PROVIDED ENTRIES:
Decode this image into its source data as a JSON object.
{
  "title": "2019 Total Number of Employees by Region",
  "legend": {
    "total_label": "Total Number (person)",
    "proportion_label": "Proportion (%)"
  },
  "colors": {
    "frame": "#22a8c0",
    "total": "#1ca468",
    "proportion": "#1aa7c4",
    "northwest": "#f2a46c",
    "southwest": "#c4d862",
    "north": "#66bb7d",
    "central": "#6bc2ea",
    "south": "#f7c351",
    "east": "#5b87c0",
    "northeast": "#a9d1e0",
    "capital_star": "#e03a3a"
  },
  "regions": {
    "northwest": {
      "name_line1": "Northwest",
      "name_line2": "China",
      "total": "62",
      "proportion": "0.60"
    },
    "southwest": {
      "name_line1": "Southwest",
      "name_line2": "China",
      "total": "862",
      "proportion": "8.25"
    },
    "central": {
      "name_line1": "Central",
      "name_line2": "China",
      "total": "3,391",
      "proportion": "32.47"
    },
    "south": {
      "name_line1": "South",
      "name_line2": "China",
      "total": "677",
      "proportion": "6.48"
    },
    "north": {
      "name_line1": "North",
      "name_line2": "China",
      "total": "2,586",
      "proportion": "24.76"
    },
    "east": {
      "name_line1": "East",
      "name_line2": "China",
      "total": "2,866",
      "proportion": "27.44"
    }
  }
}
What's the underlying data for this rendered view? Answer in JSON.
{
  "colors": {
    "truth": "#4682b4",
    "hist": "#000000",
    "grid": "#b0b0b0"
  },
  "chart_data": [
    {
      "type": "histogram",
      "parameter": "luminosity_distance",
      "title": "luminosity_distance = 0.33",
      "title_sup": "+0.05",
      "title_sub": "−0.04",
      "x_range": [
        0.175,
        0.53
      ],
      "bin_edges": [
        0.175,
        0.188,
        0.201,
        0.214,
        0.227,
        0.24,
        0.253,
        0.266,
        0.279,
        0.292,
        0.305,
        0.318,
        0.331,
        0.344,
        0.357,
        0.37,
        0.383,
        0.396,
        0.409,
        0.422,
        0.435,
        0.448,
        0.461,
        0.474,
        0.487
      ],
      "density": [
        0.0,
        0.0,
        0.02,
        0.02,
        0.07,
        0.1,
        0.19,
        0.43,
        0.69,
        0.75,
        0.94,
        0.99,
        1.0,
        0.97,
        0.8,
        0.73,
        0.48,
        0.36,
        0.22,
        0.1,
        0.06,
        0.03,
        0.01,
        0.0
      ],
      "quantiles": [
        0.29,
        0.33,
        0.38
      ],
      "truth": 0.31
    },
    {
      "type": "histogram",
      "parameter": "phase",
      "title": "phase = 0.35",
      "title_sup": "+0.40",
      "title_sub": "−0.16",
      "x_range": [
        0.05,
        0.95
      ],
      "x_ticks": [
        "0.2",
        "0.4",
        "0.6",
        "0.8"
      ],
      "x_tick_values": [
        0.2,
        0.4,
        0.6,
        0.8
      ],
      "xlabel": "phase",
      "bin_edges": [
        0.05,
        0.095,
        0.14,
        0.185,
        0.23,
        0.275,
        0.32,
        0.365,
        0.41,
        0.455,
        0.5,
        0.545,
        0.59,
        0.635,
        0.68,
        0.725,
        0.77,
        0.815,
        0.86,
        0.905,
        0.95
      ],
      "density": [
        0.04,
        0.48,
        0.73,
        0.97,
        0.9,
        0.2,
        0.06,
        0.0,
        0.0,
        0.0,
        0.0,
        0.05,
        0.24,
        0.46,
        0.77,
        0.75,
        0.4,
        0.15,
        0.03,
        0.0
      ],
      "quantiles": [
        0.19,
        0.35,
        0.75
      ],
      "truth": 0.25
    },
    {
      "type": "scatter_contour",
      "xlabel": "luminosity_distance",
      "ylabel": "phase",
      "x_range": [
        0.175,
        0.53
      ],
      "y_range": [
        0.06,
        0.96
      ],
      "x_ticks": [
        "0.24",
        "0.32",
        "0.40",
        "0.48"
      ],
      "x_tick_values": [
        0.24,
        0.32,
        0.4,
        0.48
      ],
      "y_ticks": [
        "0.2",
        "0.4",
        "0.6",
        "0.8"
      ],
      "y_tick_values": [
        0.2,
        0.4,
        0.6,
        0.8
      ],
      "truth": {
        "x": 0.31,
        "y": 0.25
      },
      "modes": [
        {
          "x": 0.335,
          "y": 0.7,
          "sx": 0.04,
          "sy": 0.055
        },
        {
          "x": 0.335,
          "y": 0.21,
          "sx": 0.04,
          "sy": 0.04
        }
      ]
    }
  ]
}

AIM OF THE EXERCISE:
Write out the material exactly as given.

CORRECT RESPONSE:
Decode this image into its source data as a JSON object.
{
  "title": "2019 Total Number of Employees by Region",
  "legend": {
    "total_label": "Total Number (person)",
    "proportion_label": "Proportion (%)"
  },
  "colors": {
    "frame": "#22a8c0",
    "total": "#1ca468",
    "proportion": "#1aa7c4",
    "northwest": "#f2a46c",
    "southwest": "#c4d862",
    "north": "#66bb7d",
    "central": "#6bc2ea",
    "south": "#f7c351",
    "east": "#5b87c0",
    "northeast": "#a9d1e0",
    "capital_star": "#e03a3a"
  },
  "regions": {
    "northwest": {
      "name_line1": "Northwest",
      "name_line2": "China",
      "total": "62",
      "proportion": "0.60"
    },
    "southwest": {
      "name_line1": "Southwest",
      "name_line2": "China",
      "total": "862",
      "proportion": "8.25"
    },
    "central": {
      "name_line1": "Central",
      "name_line2": "China",
      "total": "3,391",
      "proportion": "32.47"
    },
    "south": {
      "name_line1": "South",
      "name_line2": "China",
      "total": "677",
      "proportion": "6.48"
    },
    "north": {
      "name_line1": "North",
      "name_line2": "China",
      "total": "2,586",
      "proportion": "24.76"
    },
    "east": {
      "name_line1": "East",
      "name_line2": "China",
      "total": "2,866",
      "proportion": "27.44"
    }
  }
}
What's the underlying data for this rendered view? Answer in JSON.
{
  "colors": {
    "truth": "#4682b4",
    "hist": "#000000",
    "grid": "#b0b0b0"
  },
  "chart_data": [
    {
      "type": "histogram",
      "parameter": "luminosity_distance",
      "title": "luminosity_distance = 0.33",
      "title_sup": "+0.05",
      "title_sub": "−0.04",
      "x_range": [
        0.175,
        0.53
      ],
      "bin_edges": [
        0.175,
        0.188,
        0.201,
        0.214,
        0.227,
        0.24,
        0.253,
        0.266,
        0.279,
        0.292,
        0.305,
        0.318,
        0.331,
        0.344,
        0.357,
        0.37,
        0.383,
        0.396,
        0.409,
        0.422,
        0.435,
        0.448,
        0.461,
        0.474,
        0.487
      ],
      "density": [
        0.0,
        0.0,
        0.02,
        0.02,
        0.07,
        0.1,
        0.19,
        0.43,
        0.69,
        0.75,
        0.94,
        0.99,
        1.0,
        0.97,
        0.8,
        0.73,
        0.48,
        0.36,
        0.22,
        0.1,
        0.06,
        0.03,
        0.01,
        0.0
      ],
      "quantiles": [
        0.29,
        0.33,
        0.38
      ],
      "truth": 0.31
    },
    {
      "type": "histogram",
      "parameter": "phase",
      "title": "phase = 0.35",
      "title_sup": "+0.40",
      "title_sub": "−0.16",
      "x_range": [
        0.05,
        0.95
      ],
      "x_ticks": [
        "0.2",
        "0.4",
        "0.6",
        "0.8"
      ],
      "x_tick_values": [
        0.2,
        0.4,
        0.6,
        0.8
      ],
      "xlabel": "phase",
      "bin_edges": [
        0.05,
        0.095,
        0.14,
        0.185,
        0.23,
        0.275,
        0.32,
        0.365,
        0.41,
        0.455,
        0.5,
        0.545,
        0.59,
        0.635,
        0.68,
        0.725,
        0.77,
        0.815,
        0.86,
        0.905,
        0.95
      ],
      "density": [
        0.04,
        0.48,
        0.73,
        0.97,
        0.9,
        0.2,
        0.06,
        0.0,
        0.0,
        0.0,
        0.0,
        0.05,
        0.24,
        0.46,
        0.77,
        0.75,
        0.4,
        0.15,
        0.03,
        0.0
      ],
      "quantiles": [
        0.19,
        0.35,
        0.75
      ],
      "truth": 0.25
    },
    {
      "type": "scatter_contour",
      "xlabel": "luminosity_distance",
      "ylabel": "phase",
      "x_range": [
        0.175,
        0.53
      ],
      "y_range": [
        0.06,
        0.96
      ],
      "x_ticks": [
        "0.24",
        "0.32",
        "0.40",
        "0.48"
      ],
      "x_tick_values": [
        0.24,
        0.32,
        0.4,
        0.48
      ],
      "y_ticks": [
        "0.2",
        "0.4",
        "0.6",
        "0.8"
      ],
      "y_tick_values": [
        0.2,
        0.4,
        0.6,
        0.8
      ],
      "truth": {
        "x": 0.31,
        "y": 0.25
      },
      "modes": [
        {
          "x": 0.335,
          "y": 0.7,
          "sx": 0.04,
          "sy": 0.055
        },
        {
          "x": 0.335,
          "y": 0.21,
          "sx": 0.04,
          "sy": 0.04
        }
      ]
    }
  ]
}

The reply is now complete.